**YOUR TASK:** Tally up the lines that include "music" and state that number by itself.

Saved entries

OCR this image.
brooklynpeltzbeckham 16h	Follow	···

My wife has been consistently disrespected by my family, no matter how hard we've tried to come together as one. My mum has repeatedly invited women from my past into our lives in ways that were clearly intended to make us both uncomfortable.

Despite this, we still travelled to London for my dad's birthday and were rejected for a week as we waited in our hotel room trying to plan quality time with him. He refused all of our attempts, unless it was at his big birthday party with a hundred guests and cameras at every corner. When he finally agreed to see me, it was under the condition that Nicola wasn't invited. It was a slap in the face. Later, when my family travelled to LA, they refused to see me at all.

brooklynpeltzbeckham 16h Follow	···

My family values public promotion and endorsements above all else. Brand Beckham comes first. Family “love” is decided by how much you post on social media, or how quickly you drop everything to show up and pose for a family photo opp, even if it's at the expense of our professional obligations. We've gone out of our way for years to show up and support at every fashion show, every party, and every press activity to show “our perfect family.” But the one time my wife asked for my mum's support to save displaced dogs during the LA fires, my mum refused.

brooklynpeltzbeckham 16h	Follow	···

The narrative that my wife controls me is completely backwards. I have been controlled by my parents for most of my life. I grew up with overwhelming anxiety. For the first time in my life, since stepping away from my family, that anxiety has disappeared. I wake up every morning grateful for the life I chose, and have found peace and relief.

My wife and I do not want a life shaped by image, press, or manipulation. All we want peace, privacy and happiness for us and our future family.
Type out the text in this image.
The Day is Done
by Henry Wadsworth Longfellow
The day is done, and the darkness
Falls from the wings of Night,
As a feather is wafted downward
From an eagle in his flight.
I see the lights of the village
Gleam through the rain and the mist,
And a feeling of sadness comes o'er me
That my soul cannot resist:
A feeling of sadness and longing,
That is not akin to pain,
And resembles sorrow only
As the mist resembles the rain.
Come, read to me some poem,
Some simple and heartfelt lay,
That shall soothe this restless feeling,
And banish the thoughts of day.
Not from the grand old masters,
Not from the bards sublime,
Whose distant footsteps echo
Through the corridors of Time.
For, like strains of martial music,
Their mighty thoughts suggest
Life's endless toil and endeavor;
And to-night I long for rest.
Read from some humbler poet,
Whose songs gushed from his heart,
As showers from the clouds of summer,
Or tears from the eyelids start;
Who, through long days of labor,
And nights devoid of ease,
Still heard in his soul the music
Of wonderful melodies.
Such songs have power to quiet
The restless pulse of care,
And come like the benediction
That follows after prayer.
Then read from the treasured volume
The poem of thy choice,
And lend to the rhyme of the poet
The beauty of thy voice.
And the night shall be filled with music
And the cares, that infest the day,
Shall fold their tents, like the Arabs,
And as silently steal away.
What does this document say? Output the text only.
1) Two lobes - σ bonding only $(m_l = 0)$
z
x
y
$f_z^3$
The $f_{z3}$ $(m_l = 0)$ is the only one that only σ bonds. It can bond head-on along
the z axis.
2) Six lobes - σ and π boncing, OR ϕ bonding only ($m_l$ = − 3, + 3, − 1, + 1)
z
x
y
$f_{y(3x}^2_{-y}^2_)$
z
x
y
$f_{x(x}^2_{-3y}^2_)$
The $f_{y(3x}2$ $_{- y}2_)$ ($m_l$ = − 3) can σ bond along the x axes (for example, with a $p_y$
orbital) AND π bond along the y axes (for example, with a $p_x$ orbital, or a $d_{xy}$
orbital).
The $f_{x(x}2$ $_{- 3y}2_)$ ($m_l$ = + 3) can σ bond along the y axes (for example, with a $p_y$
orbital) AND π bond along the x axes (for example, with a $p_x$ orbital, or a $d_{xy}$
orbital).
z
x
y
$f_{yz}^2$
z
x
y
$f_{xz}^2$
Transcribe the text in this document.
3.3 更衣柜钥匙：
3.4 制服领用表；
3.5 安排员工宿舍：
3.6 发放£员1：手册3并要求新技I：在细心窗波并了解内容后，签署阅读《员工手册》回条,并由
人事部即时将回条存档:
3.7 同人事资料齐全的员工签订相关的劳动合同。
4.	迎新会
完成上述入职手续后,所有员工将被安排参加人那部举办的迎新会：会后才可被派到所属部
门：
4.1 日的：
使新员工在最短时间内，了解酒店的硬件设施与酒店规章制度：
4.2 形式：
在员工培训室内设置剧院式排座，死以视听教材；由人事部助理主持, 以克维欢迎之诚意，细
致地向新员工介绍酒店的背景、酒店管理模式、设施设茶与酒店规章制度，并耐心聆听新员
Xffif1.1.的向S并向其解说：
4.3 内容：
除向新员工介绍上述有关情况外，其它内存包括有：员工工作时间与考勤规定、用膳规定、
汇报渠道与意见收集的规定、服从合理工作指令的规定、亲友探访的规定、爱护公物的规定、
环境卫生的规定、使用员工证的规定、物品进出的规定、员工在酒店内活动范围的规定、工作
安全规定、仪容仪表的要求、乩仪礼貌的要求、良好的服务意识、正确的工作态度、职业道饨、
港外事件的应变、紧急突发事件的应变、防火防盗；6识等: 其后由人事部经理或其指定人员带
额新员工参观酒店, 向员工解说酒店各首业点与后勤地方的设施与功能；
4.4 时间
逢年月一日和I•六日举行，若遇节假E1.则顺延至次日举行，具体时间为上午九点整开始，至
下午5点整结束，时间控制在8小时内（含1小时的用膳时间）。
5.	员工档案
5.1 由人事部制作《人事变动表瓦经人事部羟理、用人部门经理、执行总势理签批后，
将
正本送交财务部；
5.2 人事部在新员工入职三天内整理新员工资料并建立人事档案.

**OUTPUT FOR THIS EXERCISE:** 3